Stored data
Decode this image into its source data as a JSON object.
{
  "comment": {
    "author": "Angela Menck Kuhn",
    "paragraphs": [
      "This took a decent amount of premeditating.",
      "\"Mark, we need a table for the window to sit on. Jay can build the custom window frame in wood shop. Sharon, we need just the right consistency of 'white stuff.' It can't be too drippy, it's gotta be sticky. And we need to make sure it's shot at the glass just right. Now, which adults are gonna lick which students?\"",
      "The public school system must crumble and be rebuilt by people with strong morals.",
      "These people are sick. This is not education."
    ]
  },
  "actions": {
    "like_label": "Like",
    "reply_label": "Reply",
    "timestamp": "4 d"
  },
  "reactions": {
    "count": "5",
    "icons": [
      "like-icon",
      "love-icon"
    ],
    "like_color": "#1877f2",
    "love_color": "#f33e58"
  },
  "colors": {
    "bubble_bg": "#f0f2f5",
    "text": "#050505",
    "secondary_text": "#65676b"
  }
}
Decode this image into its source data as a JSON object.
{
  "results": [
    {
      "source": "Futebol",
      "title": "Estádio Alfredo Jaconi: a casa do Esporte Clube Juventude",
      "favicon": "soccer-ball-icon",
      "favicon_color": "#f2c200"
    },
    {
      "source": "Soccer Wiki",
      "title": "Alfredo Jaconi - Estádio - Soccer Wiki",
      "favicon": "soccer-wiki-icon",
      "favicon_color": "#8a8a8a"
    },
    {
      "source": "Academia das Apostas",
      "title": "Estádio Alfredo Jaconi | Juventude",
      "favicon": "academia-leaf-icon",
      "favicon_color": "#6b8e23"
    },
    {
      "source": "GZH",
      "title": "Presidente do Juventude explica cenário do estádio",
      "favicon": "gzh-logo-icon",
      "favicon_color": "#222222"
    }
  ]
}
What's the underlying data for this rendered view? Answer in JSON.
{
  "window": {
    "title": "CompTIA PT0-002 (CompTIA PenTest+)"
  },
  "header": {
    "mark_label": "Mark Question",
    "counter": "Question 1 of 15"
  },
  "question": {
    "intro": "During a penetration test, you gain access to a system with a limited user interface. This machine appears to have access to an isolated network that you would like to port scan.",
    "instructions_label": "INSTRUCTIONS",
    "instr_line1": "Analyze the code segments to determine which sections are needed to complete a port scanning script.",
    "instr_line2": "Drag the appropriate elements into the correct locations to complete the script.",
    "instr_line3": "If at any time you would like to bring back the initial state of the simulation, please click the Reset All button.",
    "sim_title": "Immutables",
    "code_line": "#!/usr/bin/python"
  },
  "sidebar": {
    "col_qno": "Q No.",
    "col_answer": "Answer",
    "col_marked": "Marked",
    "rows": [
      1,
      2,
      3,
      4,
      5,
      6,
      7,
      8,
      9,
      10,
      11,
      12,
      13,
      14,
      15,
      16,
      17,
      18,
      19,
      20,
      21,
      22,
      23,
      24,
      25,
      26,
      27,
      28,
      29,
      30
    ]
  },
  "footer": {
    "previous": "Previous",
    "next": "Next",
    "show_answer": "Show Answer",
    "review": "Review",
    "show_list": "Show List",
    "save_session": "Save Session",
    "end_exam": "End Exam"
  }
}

- **PROBLEM REQUIREMENTS**:
Take the listing above and write it out again exactly.

- **FINAL ANSWER**:
Decode this image into its source data as a JSON object.
{
  "comment": {
    "author": "Angela Menck Kuhn",
    "paragraphs": [
      "This took a decent amount of premeditating.",
      "\"Mark, we need a table for the window to sit on. Jay can build the custom window frame in wood shop. Sharon, we need just the right consistency of 'white stuff.' It can't be too drippy, it's gotta be sticky. And we need to make sure it's shot at the glass just right. Now, which adults are gonna lick which students?\"",
      "The public school system must crumble and be rebuilt by people with strong morals.",
      "These people are sick. This is not education."
    ]
  },
  "actions": {
    "like_label": "Like",
    "reply_label": "Reply",
    "timestamp": "4 d"
  },
  "reactions": {
    "count": "5",
    "icons": [
      "like-icon",
      "love-icon"
    ],
    "like_color": "#1877f2",
    "love_color": "#f33e58"
  },
  "colors": {
    "bubble_bg": "#f0f2f5",
    "text": "#050505",
    "secondary_text": "#65676b"
  }
}
Decode this image into its source data as a JSON object.
{
  "results": [
    {
      "source": "Futebol",
      "title": "Estádio Alfredo Jaconi: a casa do Esporte Clube Juventude",
      "favicon": "soccer-ball-icon",
      "favicon_color": "#f2c200"
    },
    {
      "source": "Soccer Wiki",
      "title": "Alfredo Jaconi - Estádio - Soccer Wiki",
      "favicon": "soccer-wiki-icon",
      "favicon_color": "#8a8a8a"
    },
    {
      "source": "Academia das Apostas",
      "title": "Estádio Alfredo Jaconi | Juventude",
      "favicon": "academia-leaf-icon",
      "favicon_color": "#6b8e23"
    },
    {
      "source": "GZH",
      "title": "Presidente do Juventude explica cenário do estádio",
      "favicon": "gzh-logo-icon",
      "favicon_color": "#222222"
    }
  ]
}
What's the underlying data for this rendered view? Answer in JSON.
{
  "window": {
    "title": "CompTIA PT0-002 (CompTIA PenTest+)"
  },
  "header": {
    "mark_label": "Mark Question",
    "counter": "Question 1 of 15"
  },
  "question": {
    "intro": "During a penetration test, you gain access to a system with a limited user interface. This machine appears to have access to an isolated network that you would like to port scan.",
    "instructions_label": "INSTRUCTIONS",
    "instr_line1": "Analyze the code segments to determine which sections are needed to complete a port scanning script.",
    "instr_line2": "Drag the appropriate elements into the correct locations to complete the script.",
    "instr_line3": "If at any time you would like to bring back the initial state of the simulation, please click the Reset All button.",
    "sim_title": "Immutables",
    "code_line": "#!/usr/bin/python"
  },
  "sidebar": {
    "col_qno": "Q No.",
    "col_answer": "Answer",
    "col_marked": "Marked",
    "rows": [
      1,
      2,
      3,
      4,
      5,
      6,
      7,
      8,
      9,
      10,
      11,
      12,
      13,
      14,
      15,
      16,
      17,
      18,
      19,
      20,
      21,
      22,
      23,
      24,
      25,
      26,
      27,
      28,
      29,
      30
    ]
  },
  "footer": {
    "previous": "Previous",
    "next": "Next",
    "show_answer": "Show Answer",
    "review": "Review",
    "show_list": "Show List",
    "save_session": "Save Session",
    "end_exam": "End Exam"
  }
}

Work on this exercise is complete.